Stated problem: Find "Parse this screenshot: output" in the material below, then copy that line and every subsequent line to the end, exactly.

>> Begin Rows

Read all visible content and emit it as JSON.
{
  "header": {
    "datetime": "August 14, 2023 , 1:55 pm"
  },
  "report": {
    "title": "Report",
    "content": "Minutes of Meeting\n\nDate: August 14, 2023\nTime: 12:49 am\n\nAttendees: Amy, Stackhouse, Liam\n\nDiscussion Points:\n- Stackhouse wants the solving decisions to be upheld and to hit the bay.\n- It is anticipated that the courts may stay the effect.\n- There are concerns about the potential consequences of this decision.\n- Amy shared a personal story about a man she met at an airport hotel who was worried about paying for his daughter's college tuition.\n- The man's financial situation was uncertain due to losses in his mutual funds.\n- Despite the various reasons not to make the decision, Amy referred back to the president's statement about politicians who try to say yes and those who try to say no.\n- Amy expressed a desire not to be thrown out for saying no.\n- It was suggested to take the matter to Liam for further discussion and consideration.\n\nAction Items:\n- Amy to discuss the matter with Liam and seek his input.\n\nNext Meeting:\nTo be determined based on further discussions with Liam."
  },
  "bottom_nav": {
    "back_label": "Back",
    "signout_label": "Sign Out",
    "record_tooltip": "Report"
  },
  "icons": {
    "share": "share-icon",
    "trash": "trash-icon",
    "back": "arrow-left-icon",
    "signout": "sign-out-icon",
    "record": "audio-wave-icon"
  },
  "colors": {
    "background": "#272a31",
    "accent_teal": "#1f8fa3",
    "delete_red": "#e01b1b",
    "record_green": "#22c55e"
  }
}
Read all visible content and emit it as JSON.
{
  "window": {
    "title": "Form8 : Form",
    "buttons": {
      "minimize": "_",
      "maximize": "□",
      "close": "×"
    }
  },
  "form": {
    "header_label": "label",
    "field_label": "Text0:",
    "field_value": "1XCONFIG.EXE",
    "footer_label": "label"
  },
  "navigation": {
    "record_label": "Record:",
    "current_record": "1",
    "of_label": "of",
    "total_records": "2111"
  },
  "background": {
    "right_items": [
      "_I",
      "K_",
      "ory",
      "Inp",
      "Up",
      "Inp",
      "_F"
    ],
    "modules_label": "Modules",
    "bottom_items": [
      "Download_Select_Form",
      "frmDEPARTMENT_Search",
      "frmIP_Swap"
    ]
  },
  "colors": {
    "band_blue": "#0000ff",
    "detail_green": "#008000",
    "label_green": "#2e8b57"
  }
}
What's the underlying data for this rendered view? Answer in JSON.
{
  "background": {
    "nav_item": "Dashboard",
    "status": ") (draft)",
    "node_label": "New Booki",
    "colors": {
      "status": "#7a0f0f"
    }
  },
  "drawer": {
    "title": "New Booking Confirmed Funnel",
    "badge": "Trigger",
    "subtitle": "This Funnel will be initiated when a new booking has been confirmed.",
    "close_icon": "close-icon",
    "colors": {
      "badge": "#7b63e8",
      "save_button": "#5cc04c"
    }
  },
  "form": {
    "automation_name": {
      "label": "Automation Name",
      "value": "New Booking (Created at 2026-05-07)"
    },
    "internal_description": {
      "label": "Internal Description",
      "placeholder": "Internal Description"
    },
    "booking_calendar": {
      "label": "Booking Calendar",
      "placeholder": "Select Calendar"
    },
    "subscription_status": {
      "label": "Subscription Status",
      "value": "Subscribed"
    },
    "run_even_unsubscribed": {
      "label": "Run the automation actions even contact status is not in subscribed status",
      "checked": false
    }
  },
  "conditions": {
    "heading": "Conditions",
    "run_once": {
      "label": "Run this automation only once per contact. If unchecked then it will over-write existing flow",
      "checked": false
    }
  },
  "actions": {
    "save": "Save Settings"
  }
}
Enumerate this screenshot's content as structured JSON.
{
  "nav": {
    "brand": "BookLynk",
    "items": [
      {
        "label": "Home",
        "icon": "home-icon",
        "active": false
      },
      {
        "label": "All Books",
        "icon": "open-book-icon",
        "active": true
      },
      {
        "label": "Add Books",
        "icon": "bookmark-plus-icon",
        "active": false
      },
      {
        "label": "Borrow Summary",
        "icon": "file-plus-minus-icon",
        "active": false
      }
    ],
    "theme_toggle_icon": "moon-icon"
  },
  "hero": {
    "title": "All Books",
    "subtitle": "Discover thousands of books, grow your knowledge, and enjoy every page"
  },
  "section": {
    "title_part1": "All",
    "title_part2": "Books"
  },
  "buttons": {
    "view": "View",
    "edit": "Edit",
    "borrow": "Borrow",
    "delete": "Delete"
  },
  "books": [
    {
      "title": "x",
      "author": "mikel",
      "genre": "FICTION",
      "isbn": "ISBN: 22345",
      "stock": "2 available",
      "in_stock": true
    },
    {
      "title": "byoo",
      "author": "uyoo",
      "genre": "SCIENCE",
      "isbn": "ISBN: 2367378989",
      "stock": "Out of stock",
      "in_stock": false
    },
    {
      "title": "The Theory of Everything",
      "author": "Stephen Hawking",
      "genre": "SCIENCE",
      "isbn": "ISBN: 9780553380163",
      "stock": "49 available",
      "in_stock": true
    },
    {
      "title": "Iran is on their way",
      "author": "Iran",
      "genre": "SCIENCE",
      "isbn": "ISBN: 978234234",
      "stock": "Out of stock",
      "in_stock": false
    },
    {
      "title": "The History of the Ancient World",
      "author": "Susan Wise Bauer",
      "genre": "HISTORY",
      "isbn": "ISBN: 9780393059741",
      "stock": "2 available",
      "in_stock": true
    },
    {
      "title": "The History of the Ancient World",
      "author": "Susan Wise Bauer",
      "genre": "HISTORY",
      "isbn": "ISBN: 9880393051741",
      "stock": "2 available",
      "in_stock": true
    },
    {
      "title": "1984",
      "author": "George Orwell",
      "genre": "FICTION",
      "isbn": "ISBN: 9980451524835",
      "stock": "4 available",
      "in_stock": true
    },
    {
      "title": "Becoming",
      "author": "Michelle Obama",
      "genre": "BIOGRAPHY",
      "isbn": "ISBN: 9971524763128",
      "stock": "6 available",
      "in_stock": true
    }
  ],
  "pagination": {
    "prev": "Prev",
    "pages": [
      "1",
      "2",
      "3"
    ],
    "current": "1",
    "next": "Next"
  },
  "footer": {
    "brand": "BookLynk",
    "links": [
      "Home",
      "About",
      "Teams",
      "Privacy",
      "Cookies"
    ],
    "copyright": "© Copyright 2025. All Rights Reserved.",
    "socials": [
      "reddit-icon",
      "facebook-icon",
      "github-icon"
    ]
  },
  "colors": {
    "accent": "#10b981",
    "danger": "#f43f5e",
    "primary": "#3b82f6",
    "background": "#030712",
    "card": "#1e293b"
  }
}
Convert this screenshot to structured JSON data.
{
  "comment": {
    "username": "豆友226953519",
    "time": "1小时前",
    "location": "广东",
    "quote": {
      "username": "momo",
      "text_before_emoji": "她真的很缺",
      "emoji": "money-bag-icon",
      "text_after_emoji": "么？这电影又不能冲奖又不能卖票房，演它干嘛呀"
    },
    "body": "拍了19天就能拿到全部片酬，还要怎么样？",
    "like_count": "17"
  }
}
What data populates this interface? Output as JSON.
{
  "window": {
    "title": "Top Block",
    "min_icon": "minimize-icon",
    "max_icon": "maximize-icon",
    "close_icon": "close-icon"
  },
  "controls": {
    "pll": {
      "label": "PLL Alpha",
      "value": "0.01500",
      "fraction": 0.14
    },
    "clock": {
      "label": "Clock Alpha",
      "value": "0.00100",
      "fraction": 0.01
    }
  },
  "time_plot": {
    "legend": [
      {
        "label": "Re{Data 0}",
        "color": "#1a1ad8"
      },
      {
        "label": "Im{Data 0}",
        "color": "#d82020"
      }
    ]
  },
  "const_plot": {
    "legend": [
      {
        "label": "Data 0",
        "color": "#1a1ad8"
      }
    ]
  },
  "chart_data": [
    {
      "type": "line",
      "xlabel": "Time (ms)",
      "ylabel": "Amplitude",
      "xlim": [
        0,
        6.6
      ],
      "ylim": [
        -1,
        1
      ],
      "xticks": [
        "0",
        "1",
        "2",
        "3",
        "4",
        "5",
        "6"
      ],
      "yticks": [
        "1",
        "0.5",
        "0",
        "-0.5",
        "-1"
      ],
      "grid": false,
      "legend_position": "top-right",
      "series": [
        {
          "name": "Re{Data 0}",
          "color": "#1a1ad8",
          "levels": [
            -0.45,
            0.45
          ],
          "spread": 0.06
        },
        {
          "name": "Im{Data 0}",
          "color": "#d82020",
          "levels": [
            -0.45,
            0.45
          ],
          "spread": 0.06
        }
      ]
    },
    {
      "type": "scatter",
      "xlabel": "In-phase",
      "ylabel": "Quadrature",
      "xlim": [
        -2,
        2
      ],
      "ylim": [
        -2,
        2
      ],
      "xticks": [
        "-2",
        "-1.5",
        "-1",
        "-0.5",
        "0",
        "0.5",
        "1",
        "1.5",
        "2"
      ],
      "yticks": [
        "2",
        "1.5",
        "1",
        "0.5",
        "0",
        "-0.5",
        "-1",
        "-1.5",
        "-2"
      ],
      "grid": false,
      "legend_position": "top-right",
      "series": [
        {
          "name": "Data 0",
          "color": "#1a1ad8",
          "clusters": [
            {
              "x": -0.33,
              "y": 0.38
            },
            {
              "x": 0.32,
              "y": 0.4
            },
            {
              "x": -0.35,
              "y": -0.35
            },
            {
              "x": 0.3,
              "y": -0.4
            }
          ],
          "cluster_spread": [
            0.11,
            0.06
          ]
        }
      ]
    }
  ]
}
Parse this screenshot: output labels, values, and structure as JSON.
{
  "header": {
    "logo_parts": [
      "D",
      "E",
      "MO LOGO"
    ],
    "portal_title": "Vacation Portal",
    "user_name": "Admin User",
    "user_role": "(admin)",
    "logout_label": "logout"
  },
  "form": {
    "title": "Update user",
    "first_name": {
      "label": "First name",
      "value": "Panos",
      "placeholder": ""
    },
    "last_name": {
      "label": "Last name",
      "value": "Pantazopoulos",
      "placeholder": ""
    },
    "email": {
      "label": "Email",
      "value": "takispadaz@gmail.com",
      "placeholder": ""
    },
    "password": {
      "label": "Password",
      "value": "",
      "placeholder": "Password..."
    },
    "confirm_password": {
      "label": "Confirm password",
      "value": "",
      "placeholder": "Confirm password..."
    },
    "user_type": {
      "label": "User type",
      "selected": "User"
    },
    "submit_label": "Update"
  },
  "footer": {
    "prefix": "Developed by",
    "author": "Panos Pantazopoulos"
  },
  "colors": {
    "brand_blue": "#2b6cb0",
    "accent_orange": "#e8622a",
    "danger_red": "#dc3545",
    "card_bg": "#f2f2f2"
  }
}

>> End Rows

Task output:
Parse this screenshot: output labels, values, and structure as JSON.
{
  "header": {
    "logo_parts": [
      "D",
      "E",
      "MO LOGO"
    ],
    "portal_title": "Vacation Portal",
    "user_name": "Admin User",
    "user_role": "(admin)",
    "logout_label": "logout"
  },
  "form": {
    "title": "Update user",
    "first_name": {
      "label": "First name",
      "value": "Panos",
      "placeholder": ""
    },
    "last_name": {
      "label": "Last name",
      "value": "Pantazopoulos",
      "placeholder": ""
    },
    "email": {
      "label": "Email",
      "value": "takispadaz@gmail.com",
      "placeholder": ""
    },
    "password": {
      "label": "Password",
      "value": "",
      "placeholder": "Password..."
    },
    "confirm_password": {
      "label": "Confirm password",
      "value": "",
      "placeholder": "Confirm password..."
    },
    "user_type": {
      "label": "User type",
      "selected": "User"
    },
    "submit_label": "Update"
  },
  "footer": {
    "prefix": "Developed by",
    "author": "Panos Pantazopoulos"
  },
  "colors": {
    "brand_blue": "#2b6cb0",
    "accent_orange": "#e8622a",
    "danger_red": "#dc3545",
    "card_bg": "#f2f2f2"
  }
}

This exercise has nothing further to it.